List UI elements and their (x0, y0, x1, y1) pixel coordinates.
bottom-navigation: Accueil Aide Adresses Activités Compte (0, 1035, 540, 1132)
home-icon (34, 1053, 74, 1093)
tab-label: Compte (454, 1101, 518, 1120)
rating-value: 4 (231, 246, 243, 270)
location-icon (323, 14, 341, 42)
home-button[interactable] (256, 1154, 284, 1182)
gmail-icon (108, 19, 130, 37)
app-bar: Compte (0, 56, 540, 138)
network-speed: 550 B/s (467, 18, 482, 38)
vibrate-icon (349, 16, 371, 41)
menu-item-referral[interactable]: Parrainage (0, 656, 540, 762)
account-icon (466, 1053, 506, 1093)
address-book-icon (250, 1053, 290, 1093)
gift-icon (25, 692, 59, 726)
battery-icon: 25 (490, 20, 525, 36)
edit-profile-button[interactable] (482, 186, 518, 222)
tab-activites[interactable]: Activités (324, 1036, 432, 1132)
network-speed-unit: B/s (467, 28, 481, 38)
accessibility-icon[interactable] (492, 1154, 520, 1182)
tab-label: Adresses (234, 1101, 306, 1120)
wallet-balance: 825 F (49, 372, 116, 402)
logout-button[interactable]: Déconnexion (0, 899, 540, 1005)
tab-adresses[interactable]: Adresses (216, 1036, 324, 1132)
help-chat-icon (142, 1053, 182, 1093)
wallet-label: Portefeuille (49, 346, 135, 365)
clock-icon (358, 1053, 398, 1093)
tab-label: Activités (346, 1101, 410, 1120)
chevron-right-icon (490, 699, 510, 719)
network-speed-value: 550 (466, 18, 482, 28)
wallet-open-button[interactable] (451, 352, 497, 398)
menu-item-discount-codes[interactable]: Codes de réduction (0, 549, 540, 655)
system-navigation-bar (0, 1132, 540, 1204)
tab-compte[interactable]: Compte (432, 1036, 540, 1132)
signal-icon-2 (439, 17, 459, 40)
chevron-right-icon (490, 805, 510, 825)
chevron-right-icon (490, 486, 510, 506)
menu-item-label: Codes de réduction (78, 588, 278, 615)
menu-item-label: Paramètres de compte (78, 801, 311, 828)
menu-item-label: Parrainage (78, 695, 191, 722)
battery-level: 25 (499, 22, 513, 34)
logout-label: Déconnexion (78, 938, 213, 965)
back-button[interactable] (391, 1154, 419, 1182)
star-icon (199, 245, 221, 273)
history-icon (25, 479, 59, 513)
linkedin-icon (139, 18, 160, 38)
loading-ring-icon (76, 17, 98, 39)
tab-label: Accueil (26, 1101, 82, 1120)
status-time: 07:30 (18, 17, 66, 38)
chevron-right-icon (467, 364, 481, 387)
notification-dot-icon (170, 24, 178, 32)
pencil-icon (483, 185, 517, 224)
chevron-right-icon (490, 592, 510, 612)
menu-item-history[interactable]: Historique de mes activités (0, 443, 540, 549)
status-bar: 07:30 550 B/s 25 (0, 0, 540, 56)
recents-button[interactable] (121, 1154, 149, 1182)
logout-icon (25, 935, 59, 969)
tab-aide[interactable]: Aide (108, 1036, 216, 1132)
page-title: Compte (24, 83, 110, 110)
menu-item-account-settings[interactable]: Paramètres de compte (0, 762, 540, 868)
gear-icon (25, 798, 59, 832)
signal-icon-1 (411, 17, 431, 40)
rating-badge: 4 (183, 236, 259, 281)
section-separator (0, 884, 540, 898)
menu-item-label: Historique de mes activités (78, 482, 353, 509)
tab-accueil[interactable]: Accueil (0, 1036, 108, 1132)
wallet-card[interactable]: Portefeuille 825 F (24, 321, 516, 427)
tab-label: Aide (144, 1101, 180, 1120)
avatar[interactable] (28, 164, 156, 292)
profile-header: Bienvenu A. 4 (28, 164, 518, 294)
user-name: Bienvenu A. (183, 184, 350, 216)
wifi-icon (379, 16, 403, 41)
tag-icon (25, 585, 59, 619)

---+---

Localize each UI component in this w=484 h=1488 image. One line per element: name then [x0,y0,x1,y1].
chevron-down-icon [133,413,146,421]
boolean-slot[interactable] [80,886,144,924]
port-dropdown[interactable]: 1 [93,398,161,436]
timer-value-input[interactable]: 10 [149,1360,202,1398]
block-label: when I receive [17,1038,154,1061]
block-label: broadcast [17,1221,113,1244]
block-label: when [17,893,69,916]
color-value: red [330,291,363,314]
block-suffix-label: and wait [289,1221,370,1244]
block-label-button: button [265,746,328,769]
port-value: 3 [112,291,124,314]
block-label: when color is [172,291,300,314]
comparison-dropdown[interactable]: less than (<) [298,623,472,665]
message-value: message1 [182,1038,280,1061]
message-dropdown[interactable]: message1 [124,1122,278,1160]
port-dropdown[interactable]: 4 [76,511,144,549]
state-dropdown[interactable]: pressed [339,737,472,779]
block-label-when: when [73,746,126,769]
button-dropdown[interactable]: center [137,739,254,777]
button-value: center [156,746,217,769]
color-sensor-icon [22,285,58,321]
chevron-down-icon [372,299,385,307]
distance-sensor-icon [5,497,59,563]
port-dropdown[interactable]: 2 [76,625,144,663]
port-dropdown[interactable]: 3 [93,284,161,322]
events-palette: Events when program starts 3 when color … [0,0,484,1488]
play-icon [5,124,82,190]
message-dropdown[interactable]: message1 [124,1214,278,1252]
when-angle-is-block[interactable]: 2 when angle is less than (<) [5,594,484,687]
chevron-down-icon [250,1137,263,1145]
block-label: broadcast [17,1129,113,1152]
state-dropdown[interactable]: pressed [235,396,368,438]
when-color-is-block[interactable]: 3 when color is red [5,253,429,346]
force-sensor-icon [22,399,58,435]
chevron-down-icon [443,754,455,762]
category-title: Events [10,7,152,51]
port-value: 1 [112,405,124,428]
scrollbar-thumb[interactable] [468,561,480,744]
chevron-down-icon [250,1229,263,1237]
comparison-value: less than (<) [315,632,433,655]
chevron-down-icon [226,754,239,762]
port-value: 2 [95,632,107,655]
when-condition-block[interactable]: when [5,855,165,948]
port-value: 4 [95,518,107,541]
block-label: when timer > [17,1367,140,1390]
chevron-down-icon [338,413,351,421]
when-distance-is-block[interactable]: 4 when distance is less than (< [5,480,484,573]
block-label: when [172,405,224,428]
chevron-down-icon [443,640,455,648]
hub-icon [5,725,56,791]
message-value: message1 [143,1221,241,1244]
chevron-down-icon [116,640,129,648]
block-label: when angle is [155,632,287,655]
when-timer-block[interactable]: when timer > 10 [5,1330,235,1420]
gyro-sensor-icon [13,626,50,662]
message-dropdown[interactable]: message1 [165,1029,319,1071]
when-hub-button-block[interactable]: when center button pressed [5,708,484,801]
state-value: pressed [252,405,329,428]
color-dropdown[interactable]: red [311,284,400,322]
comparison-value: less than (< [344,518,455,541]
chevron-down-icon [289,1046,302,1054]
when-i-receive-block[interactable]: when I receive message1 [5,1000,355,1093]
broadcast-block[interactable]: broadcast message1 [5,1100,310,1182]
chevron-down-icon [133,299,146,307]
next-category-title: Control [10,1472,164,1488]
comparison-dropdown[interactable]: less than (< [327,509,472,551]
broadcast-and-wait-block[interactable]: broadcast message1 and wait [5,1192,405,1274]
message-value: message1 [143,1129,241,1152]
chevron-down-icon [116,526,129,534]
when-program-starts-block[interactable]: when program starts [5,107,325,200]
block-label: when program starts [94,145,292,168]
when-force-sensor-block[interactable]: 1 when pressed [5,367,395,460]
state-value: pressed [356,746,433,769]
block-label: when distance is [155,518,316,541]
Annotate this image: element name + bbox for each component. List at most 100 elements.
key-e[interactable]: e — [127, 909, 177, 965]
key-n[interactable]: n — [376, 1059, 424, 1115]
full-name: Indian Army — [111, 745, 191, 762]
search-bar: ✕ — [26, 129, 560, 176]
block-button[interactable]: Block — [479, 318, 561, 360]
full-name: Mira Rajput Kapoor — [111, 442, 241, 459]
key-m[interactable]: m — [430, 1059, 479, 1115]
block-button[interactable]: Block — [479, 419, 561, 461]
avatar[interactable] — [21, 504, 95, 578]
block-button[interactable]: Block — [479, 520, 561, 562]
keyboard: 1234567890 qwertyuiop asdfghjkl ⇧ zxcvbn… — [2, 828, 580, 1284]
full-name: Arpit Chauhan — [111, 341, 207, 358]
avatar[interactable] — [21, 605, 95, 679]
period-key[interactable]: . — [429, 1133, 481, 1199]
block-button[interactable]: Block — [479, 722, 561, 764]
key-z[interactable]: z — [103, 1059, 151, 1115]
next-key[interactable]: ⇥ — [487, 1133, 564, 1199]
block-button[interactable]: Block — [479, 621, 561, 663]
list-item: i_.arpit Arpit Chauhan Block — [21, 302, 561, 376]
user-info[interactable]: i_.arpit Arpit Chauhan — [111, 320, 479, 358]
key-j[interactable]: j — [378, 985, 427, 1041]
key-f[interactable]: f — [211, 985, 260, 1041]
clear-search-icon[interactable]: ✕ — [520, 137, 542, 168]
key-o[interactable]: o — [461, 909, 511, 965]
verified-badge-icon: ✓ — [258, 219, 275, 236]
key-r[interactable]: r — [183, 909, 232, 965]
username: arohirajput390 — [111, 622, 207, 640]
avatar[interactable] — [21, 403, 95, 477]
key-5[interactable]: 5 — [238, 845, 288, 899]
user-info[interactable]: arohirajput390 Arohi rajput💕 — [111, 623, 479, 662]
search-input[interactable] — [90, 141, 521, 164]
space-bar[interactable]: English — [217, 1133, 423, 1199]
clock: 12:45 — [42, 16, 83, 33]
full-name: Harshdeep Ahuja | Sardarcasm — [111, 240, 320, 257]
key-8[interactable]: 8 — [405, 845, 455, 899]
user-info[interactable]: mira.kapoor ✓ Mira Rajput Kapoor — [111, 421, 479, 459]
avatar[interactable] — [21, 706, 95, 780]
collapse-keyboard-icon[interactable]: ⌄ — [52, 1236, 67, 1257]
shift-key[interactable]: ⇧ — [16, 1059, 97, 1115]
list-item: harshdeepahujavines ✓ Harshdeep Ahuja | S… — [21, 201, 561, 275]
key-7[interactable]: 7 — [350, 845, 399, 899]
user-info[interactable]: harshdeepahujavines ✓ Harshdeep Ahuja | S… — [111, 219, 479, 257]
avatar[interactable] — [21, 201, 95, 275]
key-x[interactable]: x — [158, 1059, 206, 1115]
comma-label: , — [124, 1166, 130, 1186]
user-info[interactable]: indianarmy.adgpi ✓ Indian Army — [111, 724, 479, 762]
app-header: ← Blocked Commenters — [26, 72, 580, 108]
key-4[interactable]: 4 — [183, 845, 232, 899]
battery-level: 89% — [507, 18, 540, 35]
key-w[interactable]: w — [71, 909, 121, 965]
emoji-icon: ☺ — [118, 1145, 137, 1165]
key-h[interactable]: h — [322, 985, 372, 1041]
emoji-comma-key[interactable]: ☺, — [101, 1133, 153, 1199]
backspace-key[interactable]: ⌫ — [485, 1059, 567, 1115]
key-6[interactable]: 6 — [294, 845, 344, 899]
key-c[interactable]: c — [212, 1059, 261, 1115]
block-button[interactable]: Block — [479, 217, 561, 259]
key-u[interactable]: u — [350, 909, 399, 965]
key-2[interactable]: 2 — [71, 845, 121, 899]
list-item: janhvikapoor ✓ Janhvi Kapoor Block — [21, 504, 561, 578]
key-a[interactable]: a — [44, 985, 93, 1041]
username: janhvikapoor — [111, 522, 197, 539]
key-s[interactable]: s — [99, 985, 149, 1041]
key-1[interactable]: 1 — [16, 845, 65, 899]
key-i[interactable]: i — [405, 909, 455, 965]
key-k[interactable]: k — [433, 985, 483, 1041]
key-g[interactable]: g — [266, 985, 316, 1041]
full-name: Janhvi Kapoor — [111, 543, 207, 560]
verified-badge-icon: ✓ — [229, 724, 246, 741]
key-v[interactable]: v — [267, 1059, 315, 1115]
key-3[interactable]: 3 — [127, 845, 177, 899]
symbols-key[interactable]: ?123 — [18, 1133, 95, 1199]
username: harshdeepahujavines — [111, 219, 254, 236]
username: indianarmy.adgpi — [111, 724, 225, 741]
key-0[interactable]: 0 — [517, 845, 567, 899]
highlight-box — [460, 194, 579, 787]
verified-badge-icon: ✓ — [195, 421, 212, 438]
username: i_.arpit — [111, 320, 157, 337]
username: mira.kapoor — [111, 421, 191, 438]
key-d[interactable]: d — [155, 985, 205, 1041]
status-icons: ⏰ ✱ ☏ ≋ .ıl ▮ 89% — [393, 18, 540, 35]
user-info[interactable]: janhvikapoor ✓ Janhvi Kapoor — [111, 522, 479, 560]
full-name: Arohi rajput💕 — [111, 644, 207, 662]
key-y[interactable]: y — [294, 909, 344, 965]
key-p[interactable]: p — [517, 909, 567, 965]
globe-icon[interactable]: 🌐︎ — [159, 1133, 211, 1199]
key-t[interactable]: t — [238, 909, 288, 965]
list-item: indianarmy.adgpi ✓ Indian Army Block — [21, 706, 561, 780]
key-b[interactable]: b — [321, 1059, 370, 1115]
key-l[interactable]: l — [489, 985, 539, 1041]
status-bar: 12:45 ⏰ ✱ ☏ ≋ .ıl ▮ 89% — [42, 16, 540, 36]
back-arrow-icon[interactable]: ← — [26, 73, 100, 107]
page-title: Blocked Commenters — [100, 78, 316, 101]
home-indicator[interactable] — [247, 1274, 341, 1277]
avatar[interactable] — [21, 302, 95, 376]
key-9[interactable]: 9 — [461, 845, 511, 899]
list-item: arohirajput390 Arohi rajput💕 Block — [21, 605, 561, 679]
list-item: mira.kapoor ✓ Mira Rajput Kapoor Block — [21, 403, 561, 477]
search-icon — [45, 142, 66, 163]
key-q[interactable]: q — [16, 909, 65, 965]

---+---

• _Requirement_: Turn everything from the line containing "Localize each UI" down to the line containing "events-palette: Events when" into a Markdown table with the columns Row and Line. Number each line and drop any blank lines.

• _Answer to the exercise_:
| Row | Line |
|---|---|
| 1 | Localize each UI component in this w=484 h=1488 image. One line per element: name then [x0,y0,x1,y1]. |
| 2 | chevron-down-icon [133,413,146,421] |
| 3 | boolean-slot[interactable] [80,886,144,924] |
| 4 | port-dropdown[interactable]: 1 [93,398,161,436] |
| 5 | timer-value-input[interactable]: 10 [149,1360,202,1398] |
| 6 | block-label: when I receive [17,1038,154,1061] |
| 7 | block-label: broadcast [17,1221,113,1244] |
| 8 | block-label: when [17,893,69,916] |
| 9 | color-value: red [330,291,363,314] |
| 10 | block-suffix-label: and wait [289,1221,370,1244] |
| 11 | block-label-button: button [265,746,328,769] |
| 12 | port-value: 3 [112,291,124,314] |
| 13 | block-label: when color is [172,291,300,314] |
| 14 | comparison-dropdown[interactable]: less than (<) [298,623,472,665] |
| 15 | message-value: message1 [182,1038,280,1061] |
| 16 | message-dropdown[interactable]: message1 [124,1122,278,1160] |
| 17 | port-dropdown[interactable]: 4 [76,511,144,549] |
| 18 | state-dropdown[interactable]: pressed [339,737,472,779] |
| 19 | block-label-when: when [73,746,126,769] |
| 20 | button-dropdown[interactable]: center [137,739,254,777] |
| 21 | button-value: center [156,746,217,769] |
| 22 | color-sensor-icon [22,285,58,321] |
| 23 | chevron-down-icon [372,299,385,307] |
| 24 | distance-sensor-icon [5,497,59,563] |
| 25 | port-dropdown[interactable]: 2 [76,625,144,663] |
| 26 | port-dropdown[interactable]: 3 [93,284,161,322] |
| 27 | events-palette: Events when program starts 3 when color … [0,0,484,1488] |